Without the images, write out all of the following entries exactly.
— Start EXERCISE MATERIALS —
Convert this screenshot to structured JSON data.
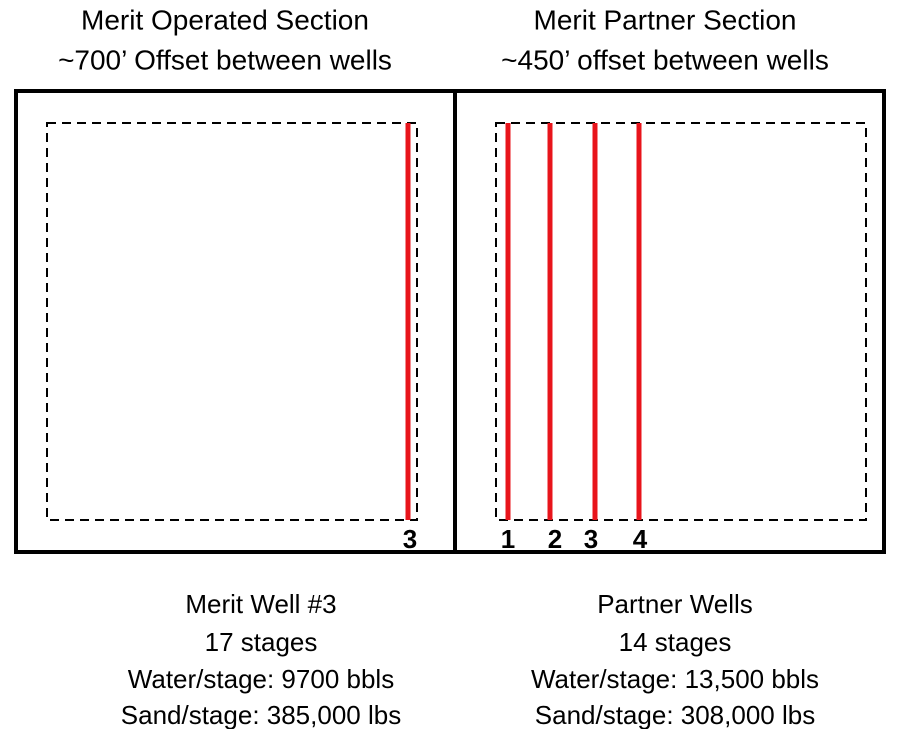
{
  "sections": [
    {
      "heading": [
        "Merit Operated Section",
        "~700’ Offset between wells"
      ],
      "well_labels": [
        "3"
      ],
      "details": [
        "Merit Well #3",
        "17 stages",
        "Water/stage: 9700 bbls",
        "Sand/stage: 385,000 lbs"
      ]
    },
    {
      "heading": [
        "Merit Partner Section",
        "~450’ offset between wells"
      ],
      "well_labels": [
        "1",
        "2",
        "3",
        "4"
      ],
      "details": [
        "Partner Wells",
        "14 stages",
        "Water/stage: 13,500 bbls",
        "Sand/stage: 308,000 lbs"
      ]
    }
  ]
}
— End EXERCISE MATERIALS —
# [SOLUTION TO THIS PROBLEM]
Convert this screenshot to structured JSON data.
{
  "sections": [
    {
      "heading": [
        "Merit Operated Section",
        "~700’ Offset between wells"
      ],
      "well_labels": [
        "3"
      ],
      "details": [
        "Merit Well #3",
        "17 stages",
        "Water/stage: 9700 bbls",
        "Sand/stage: 385,000 lbs"
      ]
    },
    {
      "heading": [
        "Merit Partner Section",
        "~450’ offset between wells"
      ],
      "well_labels": [
        "1",
        "2",
        "3",
        "4"
      ],
      "details": [
        "Partner Wells",
        "14 stages",
        "Water/stage: 13,500 bbls",
        "Sand/stage: 308,000 lbs"
      ]
    }
  ]
}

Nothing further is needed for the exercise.